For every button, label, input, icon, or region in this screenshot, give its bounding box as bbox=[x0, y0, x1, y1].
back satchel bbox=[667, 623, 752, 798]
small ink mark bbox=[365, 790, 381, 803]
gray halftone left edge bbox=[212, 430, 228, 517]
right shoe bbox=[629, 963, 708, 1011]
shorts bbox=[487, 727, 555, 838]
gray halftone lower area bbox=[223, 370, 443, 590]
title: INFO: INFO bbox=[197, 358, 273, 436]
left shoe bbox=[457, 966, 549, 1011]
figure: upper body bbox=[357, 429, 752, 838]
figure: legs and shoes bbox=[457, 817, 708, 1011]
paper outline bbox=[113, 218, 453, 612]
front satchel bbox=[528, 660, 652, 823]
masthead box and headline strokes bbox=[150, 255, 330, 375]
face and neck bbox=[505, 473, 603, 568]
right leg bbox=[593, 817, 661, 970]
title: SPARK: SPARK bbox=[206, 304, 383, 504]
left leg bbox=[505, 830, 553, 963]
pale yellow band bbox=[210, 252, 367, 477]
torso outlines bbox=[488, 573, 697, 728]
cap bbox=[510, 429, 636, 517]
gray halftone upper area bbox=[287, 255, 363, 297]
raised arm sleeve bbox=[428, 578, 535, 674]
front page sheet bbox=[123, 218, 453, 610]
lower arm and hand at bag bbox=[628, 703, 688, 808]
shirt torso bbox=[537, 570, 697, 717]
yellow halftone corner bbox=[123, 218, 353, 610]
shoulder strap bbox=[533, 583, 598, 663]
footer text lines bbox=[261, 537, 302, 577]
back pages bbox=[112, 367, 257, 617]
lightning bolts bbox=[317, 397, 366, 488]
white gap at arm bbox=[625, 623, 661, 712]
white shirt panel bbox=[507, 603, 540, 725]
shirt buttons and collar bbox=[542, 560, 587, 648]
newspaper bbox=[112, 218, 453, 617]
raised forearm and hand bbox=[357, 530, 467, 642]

- _Aim of the task_
Recast the items from the start of the records through the line containing "left shoe bbox=[457, 966, 549, 1011]" as a Markdown table with the columns Row and Entry. Leave out blank lines and put each line's number under Row and the line under Entry.

- _Complete response_
| Row | Entry |
|---|---|
| 1 | For every button, label, input, icon, or region in this screenshot, give its bounding box as bbox=[x0, y0, x1, y1]. |
| 2 | back satchel bbox=[667, 623, 752, 798] |
| 3 | small ink mark bbox=[365, 790, 381, 803] |
| 4 | gray halftone left edge bbox=[212, 430, 228, 517] |
| 5 | right shoe bbox=[629, 963, 708, 1011] |
| 6 | shorts bbox=[487, 727, 555, 838] |
| 7 | gray halftone lower area bbox=[223, 370, 443, 590] |
| 8 | title: INFO: INFO bbox=[197, 358, 273, 436] |
| 9 | left shoe bbox=[457, 966, 549, 1011] |